What the exercise asks -
Tally the lines in the listing below that contain "Index" and report the tally alone.
--------------------
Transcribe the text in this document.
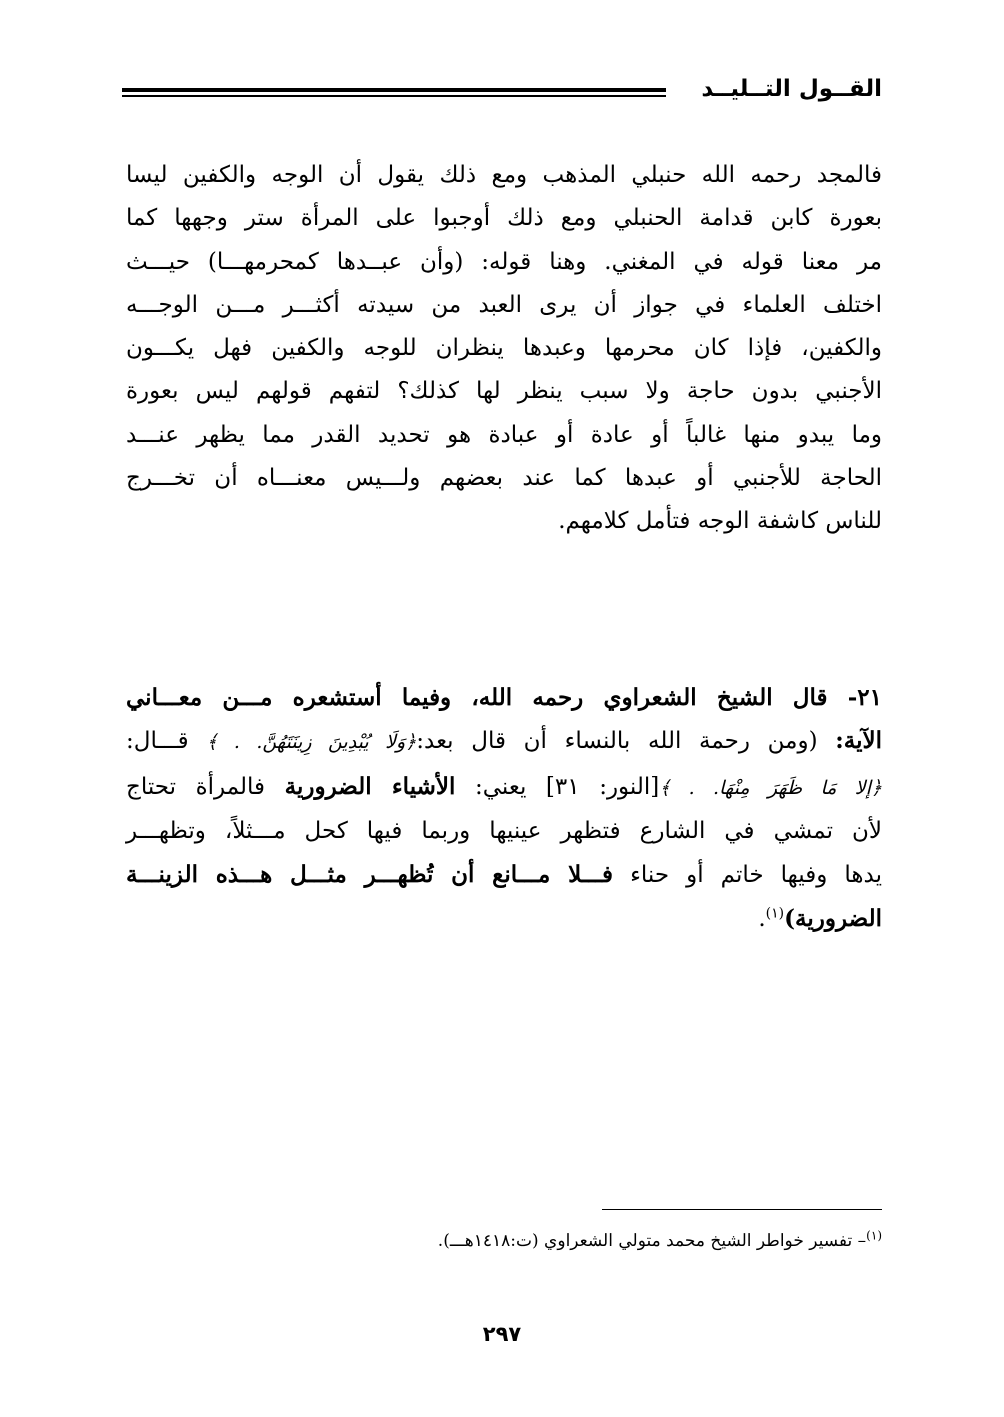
القــول التــليــد
فالمجد رحمه الله حنبلي المذهب ومع ذلك يقول أن الوجه والكفين ليسا
بعورة كابن قدامة الحنبلي ومع ذلك أوجبوا على المرأة ستر وجهها كما
مر معنا قوله في المغني. وهنا قوله: (وأن عبــدها كمحرمهـــا) حيـــث
اختلف العلماء في جواز أن يرى العبد من سيدته أكثـــر مـــن الوجـــه
والكفين، فإذا كان محرمها وعبدها ينظران للوجه والكفين فهل يكـــون
الأجنبي بدون حاجة ولا سبب ينظر لها كذلك؟ لتفهم قولهم ليس بعورة
وما يبدو منها غالباً أو عادة أو عبادة هو تحديد القدر مما يظهر عنـــد
الحاجة للأجنبي أو عبدها كما عند بعضهم ولـــيس معنـــاه أن تخـــرج
للناس كاشفة الوجه فتأمل كلامهم.
٢١- قال الشيخ الشعراوي رحمه الله، وفيما أستشعره مـــن معـــاني
الآية: (ومن رحمة الله بالنساء أن قال بعد:﴿وَلَا يُبْدِينَ زِينَتَهُنَّ. . ﴾ قـــال:
﴿إلا مَا ظَهَرَ مِنْهَا. . ﴾[النور: ٣١] يعني: الأشياء الضرورية فالمرأة تحتاج
لأن تمشي في الشارع فتظهر عينيها وربما فيها كحل مـــثلاً، وتظهـــر
يدها وفيها خاتم أو حناء فـــلا مـــانع أن تُظهـــر مثـــل هـــذه الزينـــة
الضرورية)$^{(١)}$.
$^{(١)}$– تفسير خواطر الشيخ محمد متولي الشعراوي (ت:١٤١٨هـــ).
٢٩٧
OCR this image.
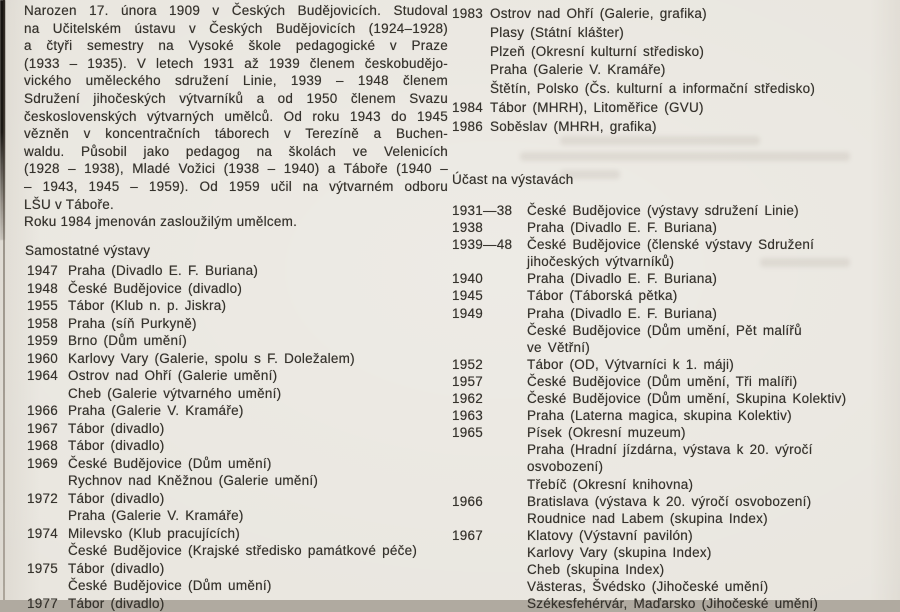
Narozen 17. února 1909 v Českých Budějovicích. Studoval
na Učitelském ústavu v Českých Budějovicích (1924–1928)
a čtyři semestry na Vysoké škole pedagogické v Praze
(1933 – 1935). V letech 1931 až 1939 členem českobudějo-
vického uměleckého sdružení Linie, 1939 – 1948 členem
Sdružení jihočeských výtvarníků a od 1950 členem Svazu
československých výtvarných umělců. Od roku 1943 do 1945
vězněn v koncentračních táborech v Terezíně a Buchen-
waldu. Působil jako pedagog na školách ve Velenicích
(1928 – 1938), Mladé Vožici (1938 – 1940) a Táboře (1940 –
– 1943, 1945 – 1959). Od 1959 učil na výtvarném odboru
LŠU v Táboře.
Roku 1984 jmenován zasloužilým umělcem.
Samostatné výstavy
1947 Praha (Divadlo E. F. Buriana)
1948 České Budějovice (divadlo)
1955 Tábor (Klub n. p. Jiskra)
1958 Praha (síň Purkyně)
1959 Brno (Dům umění)
1960 Karlovy Vary (Galerie, spolu s F. Doležalem)
1964 Ostrov nad Ohří (Galerie umění)
Cheb (Galerie výtvarného umění)
1966 Praha (Galerie V. Kramáře)
1967 Tábor (divadlo)
1968 Tábor (divadlo)
1969 České Budějovice (Dům umění)
Rychnov nad Kněžnou (Galerie umění)
1972 Tábor (divadlo)
Praha (Galerie V. Kramáře)
1974 Milevsko (Klub pracujících)
České Budějovice (Krajské středisko památkové péče)
1975 Tábor (divadlo)
České Budějovice (Dům umění)
1977 Tábor (divadlo)
1983 Ostrov nad Ohří (Galerie, grafika)
Plasy (Státní klášter)
Plzeň (Okresní kulturní středisko)
Praha (Galerie V. Kramáře)
Štětín, Polsko (Čs. kulturní a informační středisko)
1984 Tábor (MHRH), Litoměřice (GVU)
1986 Soběslav (MHRH, grafika)
Účast na výstavách
1931—38	České Budějovice (výstavy sdružení Linie)
1938	Praha (Divadlo E. F. Buriana)
1939—48	České Budějovice (členské výstavy Sdružení
jihočeských výtvarníků)
1940	Praha (Divadlo E. F. Buriana)
1945	Tábor (Táborská pětka)
1949	Praha (Divadlo E. F. Buriana)
České Budějovice (Dům umění, Pět malířů
ve Větřní)
1952	Tábor (OD, Výtvarníci k 1. máji)
1957	České Budějovice (Dům umění, Tři malíři)
1962	České Budějovice (Dům umění, Skupina Kolektiv)
1963	Praha (Laterna magica, skupina Kolektiv)
1965	Písek (Okresní muzeum)
Praha (Hradní jízdárna, výstava k 20. výročí
osvobození)
Třebíč (Okresní knihovna)
1966	Bratislava (výstava k 20. výročí osvobození)
Roudnice nad Labem (skupina Index)
1967	Klatovy (Výstavní pavilón)
Karlovy Vary (skupina Index)
Cheb (skupina Index)
Västeras, Švédsko (Jihočeské umění)
Székesfehérvár, Maďarsko (Jihočeské umění)
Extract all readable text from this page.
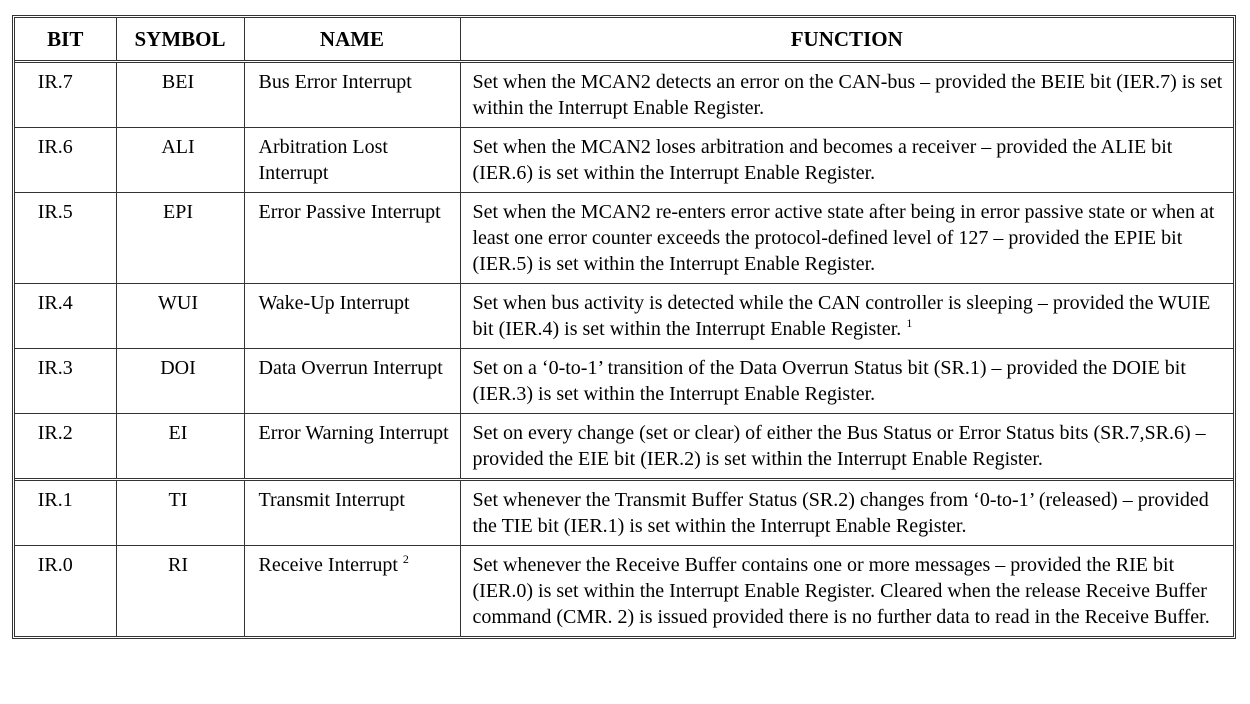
BIT	SYMBOL	NAME	FUNCTION
IR.7	BEI	Bus Error Interrupt	Set when the MCAN2 detects an error on the CAN-bus – provided the BEIE bit (IER.7) is set within the Interrupt Enable Register.
IR.6	ALI	Arbitration Lost Interrupt	Set when the MCAN2 loses arbitration and becomes a receiver – provided the ALIE bit (IER.6) is set within the Interrupt Enable Register.
IR.5	EPI	Error Passive Interrupt	Set when the MCAN2 re-enters error active state after being in error passive state or when at least one error counter exceeds the protocol-defined level of 127 – provided the EPIE bit (IER.5) is set within the Interrupt Enable Register.
IR.4	WUI	Wake-Up Interrupt	Set when bus activity is detected while the CAN controller is sleeping – provided the WUIE bit (IER.4) is set within the Interrupt Enable Register. $^1$
IR.3	DOI	Data Overrun Interrupt	Set on a ‘0-to-1’ transition of the Data Overrun Status bit (SR.1) – provided the DOIE bit (IER.3) is set within the Interrupt Enable Register.
IR.2	EI	Error Warning Interrupt	Set on every change (set or clear) of either the Bus Status or Error Status bits (SR.7,SR.6) – provided the EIE bit (IER.2) is set within the Interrupt Enable Register.
IR.1	TI	Transmit Interrupt	Set whenever the Transmit Buffer Status (SR.2) changes from ‘0-to-1’ (released) – provided the TIE bit (IER.1) is set within the Interrupt Enable Register.
IR.0	RI	Receive Interrupt $^2$	Set whenever the Receive Buffer contains one or more messages – provided the RIE bit (IER.0) is set within the Interrupt Enable Register. Cleared when the release Receive Buffer command (CMR. 2) is issued provided there is no further data to read in the Receive Buffer.
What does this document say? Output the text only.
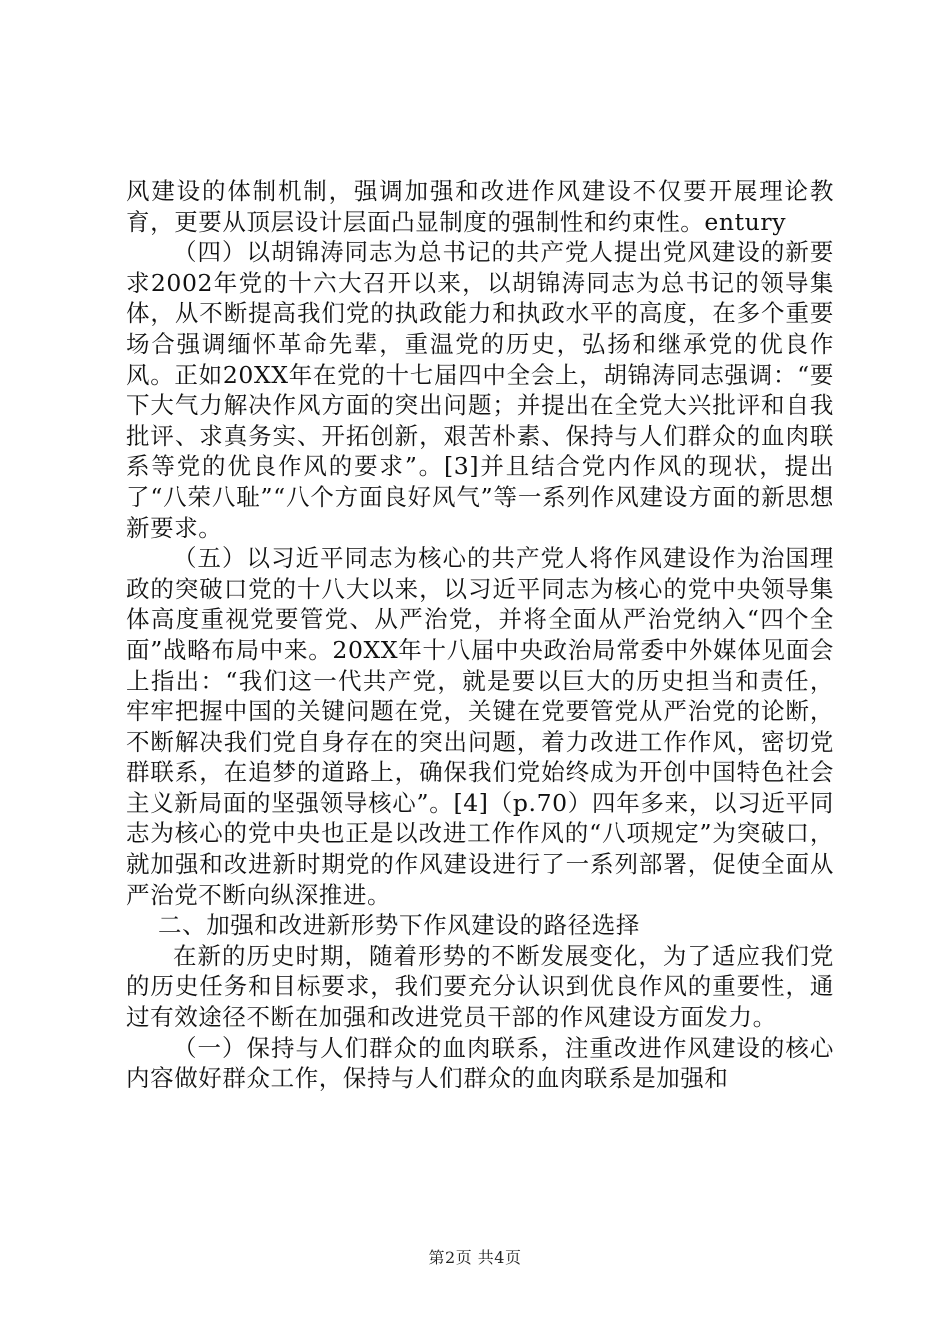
风建设的体制机制，强调加强和改进作风建设不仅要开展理论教育，更要从顶层设计层面凸显制度的强制性和约束性。entury

（四）以胡锦涛同志为总书记的共产党人提出党风建设的新要求2002年党的十六大召开以来，以胡锦涛同志为总书记的领导集体，从不断提高我们党的执政能力和执政水平的高度，在多个重要场合强调缅怀革命先辈，重温党的历史，弘扬和继承党的优良作风。正如20XX年在党的十七届四中全会上，胡锦涛同志强调：“要下大气力解决作风方面的突出问题；并提出在全党大兴批评和自我批评、求真务实、开拓创新，艰苦朴素、保持与人们群众的血肉联系等党的优良作风的要求”。[3]并且结合党内作风的现状，提出了“八荣八耻”“八个方面良好风气”等一系列作风建设方面的新思想新要求。

（五）以习近平同志为核心的共产党人将作风建设作为治国理政的突破口党的十八大以来，以习近平同志为核心的党中央领导集体高度重视党要管党、从严治党，并将全面从严治党纳入“四个全面”战略布局中来。20XX年十八届中央政治局常委中外媒体见面会上指出：“我们这一代共产党，就是要以巨大的历史担当和责任，牢牢把握中国的关键问题在党，关键在党要管党从严治党的论断，不断解决我们党自身存在的突出问题，着力改进工作作风，密切党群联系，在追梦的道路上，确保我们党始终成为开创中国特色社会主义新局面的坚强领导核心”。[4]（p.70）四年多来，以习近平同志为核心的党中央也正是以改进工作作风的“八项规定”为突破口，就加强和改进新时期党的作风建设进行了一系列部署，促使全面从严治党不断向纵深推进。

二、加强和改进新形势下作风建设的路径选择

在新的历史时期，随着形势的不断发展变化，为了适应我们党的历史任务和目标要求，我们要充分认识到优良作风的重要性，通过有效途径不断在加强和改进党员干部的作风建设方面发力。

（一）保持与人们群众的血肉联系，注重改进作风建设的核心内容做好群众工作，保持与人们群众的血肉联系是加强和

第2页 共4页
--------------------
Final answer -
3